* Begin *

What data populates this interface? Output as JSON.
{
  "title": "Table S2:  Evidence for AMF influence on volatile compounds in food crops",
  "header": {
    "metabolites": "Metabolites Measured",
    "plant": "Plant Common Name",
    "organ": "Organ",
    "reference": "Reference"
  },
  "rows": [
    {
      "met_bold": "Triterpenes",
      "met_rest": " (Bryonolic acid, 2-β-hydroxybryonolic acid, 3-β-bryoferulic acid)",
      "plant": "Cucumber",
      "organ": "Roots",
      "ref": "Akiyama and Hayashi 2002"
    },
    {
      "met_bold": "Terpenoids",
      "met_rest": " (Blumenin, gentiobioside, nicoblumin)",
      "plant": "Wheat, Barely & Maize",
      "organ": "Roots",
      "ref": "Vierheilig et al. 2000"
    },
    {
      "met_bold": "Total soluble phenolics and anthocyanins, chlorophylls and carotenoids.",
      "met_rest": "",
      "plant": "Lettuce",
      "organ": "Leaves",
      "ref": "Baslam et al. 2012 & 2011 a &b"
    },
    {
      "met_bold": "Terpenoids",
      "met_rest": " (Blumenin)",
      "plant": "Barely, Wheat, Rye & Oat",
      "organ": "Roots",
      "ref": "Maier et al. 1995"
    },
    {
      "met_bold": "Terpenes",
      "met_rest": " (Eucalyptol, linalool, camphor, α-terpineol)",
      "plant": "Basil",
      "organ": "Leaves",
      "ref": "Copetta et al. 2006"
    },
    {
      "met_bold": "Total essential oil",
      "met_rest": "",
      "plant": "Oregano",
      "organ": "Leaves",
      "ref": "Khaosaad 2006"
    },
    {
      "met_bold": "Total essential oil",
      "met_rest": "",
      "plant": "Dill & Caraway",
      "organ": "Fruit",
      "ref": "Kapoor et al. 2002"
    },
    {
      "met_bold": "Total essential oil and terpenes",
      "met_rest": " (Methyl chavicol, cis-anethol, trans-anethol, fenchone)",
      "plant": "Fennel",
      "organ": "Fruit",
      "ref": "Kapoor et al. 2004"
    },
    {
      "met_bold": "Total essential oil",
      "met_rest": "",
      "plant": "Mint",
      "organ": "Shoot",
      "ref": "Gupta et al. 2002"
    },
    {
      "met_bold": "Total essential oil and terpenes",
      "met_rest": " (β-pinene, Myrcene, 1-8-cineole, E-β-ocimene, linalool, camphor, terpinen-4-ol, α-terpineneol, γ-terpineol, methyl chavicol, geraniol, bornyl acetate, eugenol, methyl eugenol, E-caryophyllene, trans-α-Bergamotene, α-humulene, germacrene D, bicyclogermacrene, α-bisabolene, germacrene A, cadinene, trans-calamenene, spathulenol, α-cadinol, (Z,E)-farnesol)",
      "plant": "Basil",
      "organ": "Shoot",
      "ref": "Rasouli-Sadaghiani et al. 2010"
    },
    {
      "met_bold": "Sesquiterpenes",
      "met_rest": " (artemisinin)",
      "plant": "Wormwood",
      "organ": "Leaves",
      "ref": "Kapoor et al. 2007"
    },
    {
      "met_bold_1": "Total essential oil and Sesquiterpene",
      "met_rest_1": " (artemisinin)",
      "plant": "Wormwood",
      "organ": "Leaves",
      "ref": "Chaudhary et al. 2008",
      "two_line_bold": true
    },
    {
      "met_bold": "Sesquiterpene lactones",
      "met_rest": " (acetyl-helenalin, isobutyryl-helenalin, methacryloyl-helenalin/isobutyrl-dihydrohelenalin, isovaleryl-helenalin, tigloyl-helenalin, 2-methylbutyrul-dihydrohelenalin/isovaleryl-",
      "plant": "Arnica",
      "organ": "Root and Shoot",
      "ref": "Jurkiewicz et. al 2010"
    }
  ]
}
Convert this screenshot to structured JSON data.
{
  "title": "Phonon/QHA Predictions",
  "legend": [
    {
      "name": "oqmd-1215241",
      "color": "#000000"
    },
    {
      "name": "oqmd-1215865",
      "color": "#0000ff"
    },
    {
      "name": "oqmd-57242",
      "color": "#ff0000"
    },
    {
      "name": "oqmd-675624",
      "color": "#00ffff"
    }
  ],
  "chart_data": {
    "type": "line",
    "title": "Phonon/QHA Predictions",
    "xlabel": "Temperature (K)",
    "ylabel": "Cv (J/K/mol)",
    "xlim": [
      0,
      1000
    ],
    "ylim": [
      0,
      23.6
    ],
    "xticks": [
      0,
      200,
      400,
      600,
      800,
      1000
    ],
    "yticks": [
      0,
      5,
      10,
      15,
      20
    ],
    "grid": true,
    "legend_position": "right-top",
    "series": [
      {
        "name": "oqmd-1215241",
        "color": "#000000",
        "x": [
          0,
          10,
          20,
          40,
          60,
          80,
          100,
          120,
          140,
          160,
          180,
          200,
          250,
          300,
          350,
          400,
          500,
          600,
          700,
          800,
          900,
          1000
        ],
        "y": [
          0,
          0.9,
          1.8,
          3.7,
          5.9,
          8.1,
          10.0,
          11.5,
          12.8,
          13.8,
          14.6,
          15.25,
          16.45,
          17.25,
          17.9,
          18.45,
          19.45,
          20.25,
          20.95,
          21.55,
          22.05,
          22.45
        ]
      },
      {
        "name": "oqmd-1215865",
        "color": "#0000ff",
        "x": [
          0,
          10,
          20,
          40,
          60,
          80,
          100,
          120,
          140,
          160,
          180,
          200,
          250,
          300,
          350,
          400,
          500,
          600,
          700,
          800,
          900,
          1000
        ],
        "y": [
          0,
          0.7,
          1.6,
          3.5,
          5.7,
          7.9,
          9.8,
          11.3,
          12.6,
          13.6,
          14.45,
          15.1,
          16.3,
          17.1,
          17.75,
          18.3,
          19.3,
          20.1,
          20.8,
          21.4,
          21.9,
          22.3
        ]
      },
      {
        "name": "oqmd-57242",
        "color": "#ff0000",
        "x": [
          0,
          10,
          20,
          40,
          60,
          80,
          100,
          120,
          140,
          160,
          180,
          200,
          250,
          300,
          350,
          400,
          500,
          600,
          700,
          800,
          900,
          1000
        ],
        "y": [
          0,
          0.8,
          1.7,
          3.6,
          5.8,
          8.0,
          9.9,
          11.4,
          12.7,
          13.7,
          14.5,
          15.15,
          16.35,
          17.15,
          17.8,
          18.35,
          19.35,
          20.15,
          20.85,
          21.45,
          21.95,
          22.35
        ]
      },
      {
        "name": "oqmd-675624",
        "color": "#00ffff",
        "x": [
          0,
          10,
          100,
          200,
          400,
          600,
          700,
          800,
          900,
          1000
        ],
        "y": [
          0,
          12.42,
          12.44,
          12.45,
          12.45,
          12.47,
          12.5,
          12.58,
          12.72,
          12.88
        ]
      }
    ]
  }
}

* End *

:: TASK TO CARRY OUT ::
Extract the complete listing verbatim.

:: FULL ANSWER ::
What data populates this interface? Output as JSON.
{
  "title": "Table S2:  Evidence for AMF influence on volatile compounds in food crops",
  "header": {
    "metabolites": "Metabolites Measured",
    "plant": "Plant Common Name",
    "organ": "Organ",
    "reference": "Reference"
  },
  "rows": [
    {
      "met_bold": "Triterpenes",
      "met_rest": " (Bryonolic acid, 2-β-hydroxybryonolic acid, 3-β-bryoferulic acid)",
      "plant": "Cucumber",
      "organ": "Roots",
      "ref": "Akiyama and Hayashi 2002"
    },
    {
      "met_bold": "Terpenoids",
      "met_rest": " (Blumenin, gentiobioside, nicoblumin)",
      "plant": "Wheat, Barely & Maize",
      "organ": "Roots",
      "ref": "Vierheilig et al. 2000"
    },
    {
      "met_bold": "Total soluble phenolics and anthocyanins, chlorophylls and carotenoids.",
      "met_rest": "",
      "plant": "Lettuce",
      "organ": "Leaves",
      "ref": "Baslam et al. 2012 & 2011 a &b"
    },
    {
      "met_bold": "Terpenoids",
      "met_rest": " (Blumenin)",
      "plant": "Barely, Wheat, Rye & Oat",
      "organ": "Roots",
      "ref": "Maier et al. 1995"
    },
    {
      "met_bold": "Terpenes",
      "met_rest": " (Eucalyptol, linalool, camphor, α-terpineol)",
      "plant": "Basil",
      "organ": "Leaves",
      "ref": "Copetta et al. 2006"
    },
    {
      "met_bold": "Total essential oil",
      "met_rest": "",
      "plant": "Oregano",
      "organ": "Leaves",
      "ref": "Khaosaad 2006"
    },
    {
      "met_bold": "Total essential oil",
      "met_rest": "",
      "plant": "Dill & Caraway",
      "organ": "Fruit",
      "ref": "Kapoor et al. 2002"
    },
    {
      "met_bold": "Total essential oil and terpenes",
      "met_rest": " (Methyl chavicol, cis-anethol, trans-anethol, fenchone)",
      "plant": "Fennel",
      "organ": "Fruit",
      "ref": "Kapoor et al. 2004"
    },
    {
      "met_bold": "Total essential oil",
      "met_rest": "",
      "plant": "Mint",
      "organ": "Shoot",
      "ref": "Gupta et al. 2002"
    },
    {
      "met_bold": "Total essential oil and terpenes",
      "met_rest": " (β-pinene, Myrcene, 1-8-cineole, E-β-ocimene, linalool, camphor, terpinen-4-ol, α-terpineneol, γ-terpineol, methyl chavicol, geraniol, bornyl acetate, eugenol, methyl eugenol, E-caryophyllene, trans-α-Bergamotene, α-humulene, germacrene D, bicyclogermacrene, α-bisabolene, germacrene A, cadinene, trans-calamenene, spathulenol, α-cadinol, (Z,E)-farnesol)",
      "plant": "Basil",
      "organ": "Shoot",
      "ref": "Rasouli-Sadaghiani et al. 2010"
    },
    {
      "met_bold": "Sesquiterpenes",
      "met_rest": " (artemisinin)",
      "plant": "Wormwood",
      "organ": "Leaves",
      "ref": "Kapoor et al. 2007"
    },
    {
      "met_bold_1": "Total essential oil and Sesquiterpene",
      "met_rest_1": " (artemisinin)",
      "plant": "Wormwood",
      "organ": "Leaves",
      "ref": "Chaudhary et al. 2008",
      "two_line_bold": true
    },
    {
      "met_bold": "Sesquiterpene lactones",
      "met_rest": " (acetyl-helenalin, isobutyryl-helenalin, methacryloyl-helenalin/isobutyrl-dihydrohelenalin, isovaleryl-helenalin, tigloyl-helenalin, 2-methylbutyrul-dihydrohelenalin/isovaleryl-",
      "plant": "Arnica",
      "organ": "Root and Shoot",
      "ref": "Jurkiewicz et. al 2010"
    }
  ]
}
Convert this screenshot to structured JSON data.
{
  "title": "Phonon/QHA Predictions",
  "legend": [
    {
      "name": "oqmd-1215241",
      "color": "#000000"
    },
    {
      "name": "oqmd-1215865",
      "color": "#0000ff"
    },
    {
      "name": "oqmd-57242",
      "color": "#ff0000"
    },
    {
      "name": "oqmd-675624",
      "color": "#00ffff"
    }
  ],
  "chart_data": {
    "type": "line",
    "title": "Phonon/QHA Predictions",
    "xlabel": "Temperature (K)",
    "ylabel": "Cv (J/K/mol)",
    "xlim": [
      0,
      1000
    ],
    "ylim": [
      0,
      23.6
    ],
    "xticks": [
      0,
      200,
      400,
      600,
      800,
      1000
    ],
    "yticks": [
      0,
      5,
      10,
      15,
      20
    ],
    "grid": true,
    "legend_position": "right-top",
    "series": [
      {
        "name": "oqmd-1215241",
        "color": "#000000",
        "x": [
          0,
          10,
          20,
          40,
          60,
          80,
          100,
          120,
          140,
          160,
          180,
          200,
          250,
          300,
          350,
          400,
          500,
          600,
          700,
          800,
          900,
          1000
        ],
        "y": [
          0,
          0.9,
          1.8,
          3.7,
          5.9,
          8.1,
          10.0,
          11.5,
          12.8,
          13.8,
          14.6,
          15.25,
          16.45,
          17.25,
          17.9,
          18.45,
          19.45,
          20.25,
          20.95,
          21.55,
          22.05,
          22.45
        ]
      },
      {
        "name": "oqmd-1215865",
        "color": "#0000ff",
        "x": [
          0,
          10,
          20,
          40,
          60,
          80,
          100,
          120,
          140,
          160,
          180,
          200,
          250,
          300,
          350,
          400,
          500,
          600,
          700,
          800,
          900,
          1000
        ],
        "y": [
          0,
          0.7,
          1.6,
          3.5,
          5.7,
          7.9,
          9.8,
          11.3,
          12.6,
          13.6,
          14.45,
          15.1,
          16.3,
          17.1,
          17.75,
          18.3,
          19.3,
          20.1,
          20.8,
          21.4,
          21.9,
          22.3
        ]
      },
      {
        "name": "oqmd-57242",
        "color": "#ff0000",
        "x": [
          0,
          10,
          20,
          40,
          60,
          80,
          100,
          120,
          140,
          160,
          180,
          200,
          250,
          300,
          350,
          400,
          500,
          600,
          700,
          800,
          900,
          1000
        ],
        "y": [
          0,
          0.8,
          1.7,
          3.6,
          5.8,
          8.0,
          9.9,
          11.4,
          12.7,
          13.7,
          14.5,
          15.15,
          16.35,
          17.15,
          17.8,
          18.35,
          19.35,
          20.15,
          20.85,
          21.45,
          21.95,
          22.35
        ]
      },
      {
        "name": "oqmd-675624",
        "color": "#00ffff",
        "x": [
          0,
          10,
          100,
          200,
          400,
          600,
          700,
          800,
          900,
          1000
        ],
        "y": [
          0,
          12.42,
          12.44,
          12.45,
          12.45,
          12.47,
          12.5,
          12.58,
          12.72,
          12.88
        ]
      }
    ]
  }
}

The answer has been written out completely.